[SET PROBLEM]:
Search the listing below for the string "this" and copy every line where it occurs.

### DATA SECTION

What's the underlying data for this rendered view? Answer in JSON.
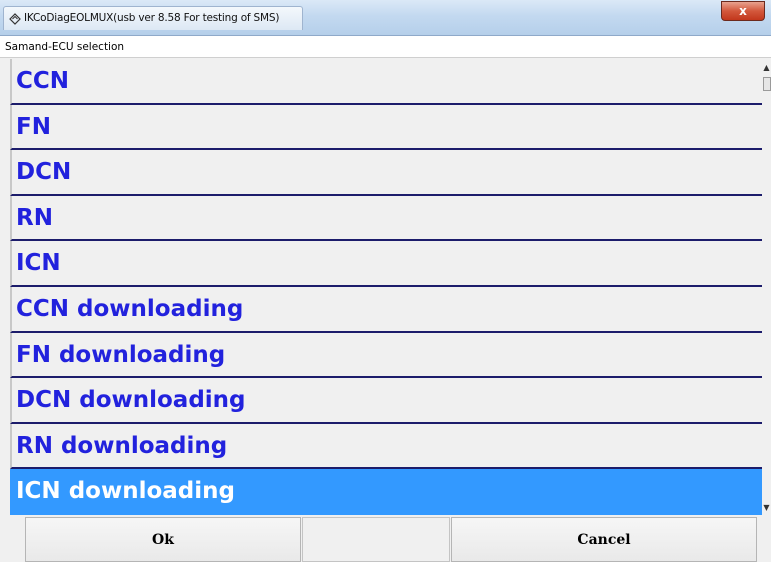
{
  "window": {
    "title": "IKCoDiagEOLMUX(usb ver 8.58 For testing of SMS)",
    "close_glyph": "x",
    "app_icon": "diagnostic-app-icon"
  },
  "dialog": {
    "caption": "Samand-ECU selection"
  },
  "list": {
    "items": [
      {
        "label": "CCN",
        "selected": false
      },
      {
        "label": "FN",
        "selected": false
      },
      {
        "label": "DCN",
        "selected": false
      },
      {
        "label": "RN",
        "selected": false
      },
      {
        "label": "ICN",
        "selected": false
      },
      {
        "label": "CCN downloading",
        "selected": false
      },
      {
        "label": "FN downloading",
        "selected": false
      },
      {
        "label": "DCN downloading",
        "selected": false
      },
      {
        "label": "RN downloading",
        "selected": false
      },
      {
        "label": "ICN downloading",
        "selected": true
      }
    ]
  },
  "buttons": {
    "ok_label": "Ok",
    "cancel_label": "Cancel"
  },
  "colors": {
    "item_text": "#2222dd",
    "selected_bg": "#3399ff",
    "separator": "#1c1c6b"
  }
}
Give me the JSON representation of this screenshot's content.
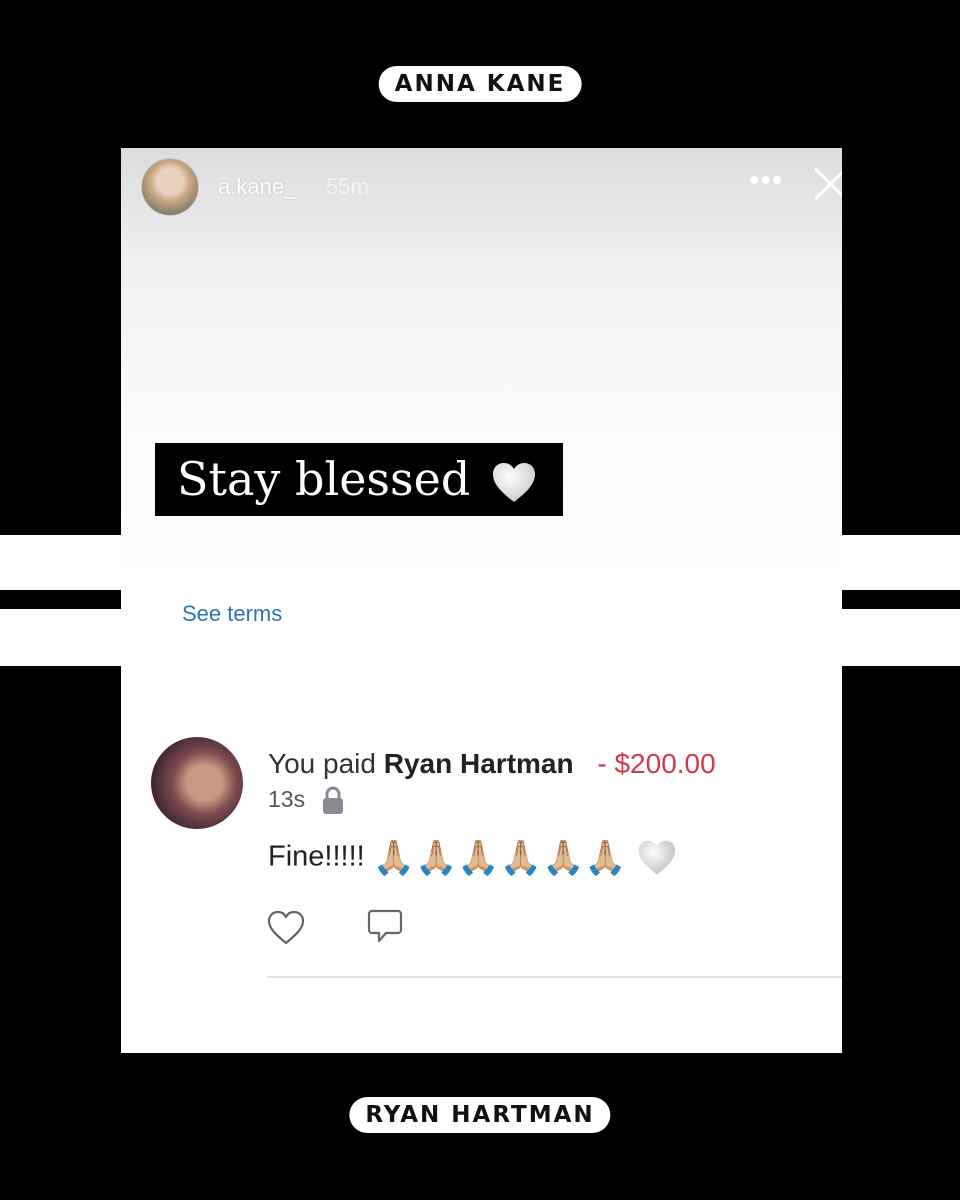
{
  "labels": {
    "top": "ANNA KANE",
    "bottom": "RYAN HARTMAN"
  },
  "story": {
    "username": "a.kane_",
    "time": "55m",
    "more": "•••",
    "caption": "Stay blessed"
  },
  "terms_link": "See terms",
  "payment": {
    "prefix": "You paid",
    "recipient": "Ryan Hartman",
    "amount": "- $200.00",
    "elapsed": "13s",
    "message": "Fine!!!!!",
    "emoji": "🙏🏼🙏🏼🙏🏼🙏🏼🙏🏼🙏🏼"
  },
  "colors": {
    "amount": "#d13a4a",
    "link": "#2d74b8",
    "background": "#000000"
  },
  "icons": [
    "white-heart-icon",
    "lock-icon",
    "like-icon",
    "comment-icon",
    "close-icon",
    "more-icon"
  ]
}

######

[ANSWER BELOW]:
What's the underlying data for this rendered view? Answer in JSON.
Give me the JSON representation of this screenshot's content.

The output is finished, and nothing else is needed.